- PROBLEM DETAILS: Read the material below and tally how many lines hold the word "image", giving the number and nothing else.
** Begin **
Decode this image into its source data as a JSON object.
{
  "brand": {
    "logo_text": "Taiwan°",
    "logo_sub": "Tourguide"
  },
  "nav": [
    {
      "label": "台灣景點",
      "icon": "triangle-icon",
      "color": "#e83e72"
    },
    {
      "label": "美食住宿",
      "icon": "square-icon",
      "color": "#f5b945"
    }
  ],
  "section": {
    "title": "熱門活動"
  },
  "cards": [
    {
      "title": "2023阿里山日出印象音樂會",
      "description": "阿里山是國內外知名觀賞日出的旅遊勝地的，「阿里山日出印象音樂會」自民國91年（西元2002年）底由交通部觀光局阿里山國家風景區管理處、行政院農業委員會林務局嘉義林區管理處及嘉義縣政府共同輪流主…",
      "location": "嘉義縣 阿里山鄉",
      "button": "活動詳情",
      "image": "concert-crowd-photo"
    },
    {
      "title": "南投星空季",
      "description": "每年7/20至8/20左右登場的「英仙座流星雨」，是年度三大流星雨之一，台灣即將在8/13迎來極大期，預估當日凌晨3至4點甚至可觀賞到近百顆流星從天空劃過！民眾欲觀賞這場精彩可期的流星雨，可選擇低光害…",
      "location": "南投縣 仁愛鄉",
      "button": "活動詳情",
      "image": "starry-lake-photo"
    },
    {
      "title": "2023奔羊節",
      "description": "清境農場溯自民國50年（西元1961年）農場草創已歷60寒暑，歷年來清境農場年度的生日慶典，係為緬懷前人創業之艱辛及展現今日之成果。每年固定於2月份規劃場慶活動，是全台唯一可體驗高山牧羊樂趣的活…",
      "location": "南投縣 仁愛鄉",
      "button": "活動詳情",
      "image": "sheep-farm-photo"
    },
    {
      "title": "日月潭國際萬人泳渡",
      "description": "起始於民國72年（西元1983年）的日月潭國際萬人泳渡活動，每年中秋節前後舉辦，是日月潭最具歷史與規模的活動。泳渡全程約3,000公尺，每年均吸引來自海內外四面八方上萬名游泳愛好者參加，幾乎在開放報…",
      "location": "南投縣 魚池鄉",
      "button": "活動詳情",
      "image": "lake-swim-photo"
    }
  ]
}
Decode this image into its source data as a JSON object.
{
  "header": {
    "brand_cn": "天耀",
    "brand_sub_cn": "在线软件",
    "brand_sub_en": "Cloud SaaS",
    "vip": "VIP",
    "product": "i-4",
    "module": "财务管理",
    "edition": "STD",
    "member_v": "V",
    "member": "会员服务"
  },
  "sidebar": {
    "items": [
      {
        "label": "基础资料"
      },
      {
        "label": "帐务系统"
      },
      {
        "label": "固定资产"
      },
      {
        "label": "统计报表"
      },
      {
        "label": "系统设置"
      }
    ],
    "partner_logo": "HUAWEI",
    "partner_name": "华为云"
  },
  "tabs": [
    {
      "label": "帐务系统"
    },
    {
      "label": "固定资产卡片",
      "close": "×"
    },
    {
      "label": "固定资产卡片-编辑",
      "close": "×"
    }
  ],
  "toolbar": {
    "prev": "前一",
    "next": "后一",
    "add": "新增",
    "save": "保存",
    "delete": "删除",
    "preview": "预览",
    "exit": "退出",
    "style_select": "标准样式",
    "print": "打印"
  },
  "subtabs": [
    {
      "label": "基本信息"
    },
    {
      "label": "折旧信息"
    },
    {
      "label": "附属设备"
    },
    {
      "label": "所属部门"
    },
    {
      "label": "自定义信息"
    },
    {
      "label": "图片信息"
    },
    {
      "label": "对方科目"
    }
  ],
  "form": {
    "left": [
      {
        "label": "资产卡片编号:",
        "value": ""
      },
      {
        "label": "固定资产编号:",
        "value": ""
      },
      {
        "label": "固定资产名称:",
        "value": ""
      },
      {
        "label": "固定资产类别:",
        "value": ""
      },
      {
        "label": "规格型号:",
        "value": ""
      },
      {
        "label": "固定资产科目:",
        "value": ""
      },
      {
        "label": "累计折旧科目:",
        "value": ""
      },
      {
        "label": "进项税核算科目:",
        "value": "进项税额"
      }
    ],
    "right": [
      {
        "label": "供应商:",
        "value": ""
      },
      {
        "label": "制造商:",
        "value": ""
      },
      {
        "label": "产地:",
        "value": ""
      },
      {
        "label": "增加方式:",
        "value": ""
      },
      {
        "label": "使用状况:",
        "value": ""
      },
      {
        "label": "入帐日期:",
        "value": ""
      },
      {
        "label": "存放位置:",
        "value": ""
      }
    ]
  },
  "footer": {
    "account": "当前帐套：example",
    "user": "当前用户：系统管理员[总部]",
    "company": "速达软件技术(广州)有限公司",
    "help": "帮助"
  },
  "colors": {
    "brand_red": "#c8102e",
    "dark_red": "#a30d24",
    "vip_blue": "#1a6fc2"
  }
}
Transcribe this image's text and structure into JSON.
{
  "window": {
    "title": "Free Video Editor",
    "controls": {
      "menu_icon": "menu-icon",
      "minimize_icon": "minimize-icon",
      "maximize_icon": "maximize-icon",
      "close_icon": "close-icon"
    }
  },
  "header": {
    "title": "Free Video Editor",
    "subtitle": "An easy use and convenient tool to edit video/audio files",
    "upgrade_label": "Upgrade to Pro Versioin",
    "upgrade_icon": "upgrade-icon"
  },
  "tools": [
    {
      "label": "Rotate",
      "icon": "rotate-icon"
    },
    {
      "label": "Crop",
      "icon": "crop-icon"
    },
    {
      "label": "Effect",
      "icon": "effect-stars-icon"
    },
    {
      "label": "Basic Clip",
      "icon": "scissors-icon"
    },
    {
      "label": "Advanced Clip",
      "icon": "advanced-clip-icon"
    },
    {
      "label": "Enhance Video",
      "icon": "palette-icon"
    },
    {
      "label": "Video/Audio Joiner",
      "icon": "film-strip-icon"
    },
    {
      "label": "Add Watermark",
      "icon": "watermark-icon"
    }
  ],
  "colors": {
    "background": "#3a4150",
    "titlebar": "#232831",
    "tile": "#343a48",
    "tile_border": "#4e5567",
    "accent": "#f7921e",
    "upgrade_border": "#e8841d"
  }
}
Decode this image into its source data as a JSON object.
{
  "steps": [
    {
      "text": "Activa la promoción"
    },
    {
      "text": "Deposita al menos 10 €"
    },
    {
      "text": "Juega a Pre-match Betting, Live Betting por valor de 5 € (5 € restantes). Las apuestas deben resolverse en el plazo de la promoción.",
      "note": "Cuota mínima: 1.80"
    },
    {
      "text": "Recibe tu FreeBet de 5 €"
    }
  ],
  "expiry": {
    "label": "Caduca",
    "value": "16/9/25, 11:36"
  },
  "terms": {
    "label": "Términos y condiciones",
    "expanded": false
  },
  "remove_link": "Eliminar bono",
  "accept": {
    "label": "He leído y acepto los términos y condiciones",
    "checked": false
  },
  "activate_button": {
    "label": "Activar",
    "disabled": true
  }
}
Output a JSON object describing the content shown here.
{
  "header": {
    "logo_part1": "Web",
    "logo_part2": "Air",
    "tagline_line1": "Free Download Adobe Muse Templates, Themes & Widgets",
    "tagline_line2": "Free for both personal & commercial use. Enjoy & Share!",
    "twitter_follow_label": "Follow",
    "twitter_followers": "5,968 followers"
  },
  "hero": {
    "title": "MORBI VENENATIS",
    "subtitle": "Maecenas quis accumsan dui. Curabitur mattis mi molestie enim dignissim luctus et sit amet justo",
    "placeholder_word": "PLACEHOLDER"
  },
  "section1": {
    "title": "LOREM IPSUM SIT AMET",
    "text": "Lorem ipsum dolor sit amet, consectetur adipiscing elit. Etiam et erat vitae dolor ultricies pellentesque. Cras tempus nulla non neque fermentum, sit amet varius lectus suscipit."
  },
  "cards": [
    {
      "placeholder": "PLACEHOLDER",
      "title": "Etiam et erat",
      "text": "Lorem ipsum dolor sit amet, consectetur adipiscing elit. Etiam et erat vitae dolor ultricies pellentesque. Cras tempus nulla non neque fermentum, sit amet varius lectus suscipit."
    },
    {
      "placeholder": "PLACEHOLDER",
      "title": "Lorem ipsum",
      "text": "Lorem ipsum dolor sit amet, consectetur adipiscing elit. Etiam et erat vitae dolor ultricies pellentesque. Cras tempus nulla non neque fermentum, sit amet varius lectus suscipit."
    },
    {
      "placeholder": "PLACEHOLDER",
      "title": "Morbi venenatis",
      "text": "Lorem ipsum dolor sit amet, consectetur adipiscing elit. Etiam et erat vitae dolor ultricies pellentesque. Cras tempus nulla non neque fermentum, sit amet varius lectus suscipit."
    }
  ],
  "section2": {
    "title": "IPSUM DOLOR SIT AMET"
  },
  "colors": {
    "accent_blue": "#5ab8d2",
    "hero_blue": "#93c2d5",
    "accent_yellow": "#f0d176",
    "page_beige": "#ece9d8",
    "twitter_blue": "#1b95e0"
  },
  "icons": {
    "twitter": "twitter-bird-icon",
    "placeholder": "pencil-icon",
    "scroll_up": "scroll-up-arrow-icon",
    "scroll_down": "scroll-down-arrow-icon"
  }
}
** End **
- RESULT: 8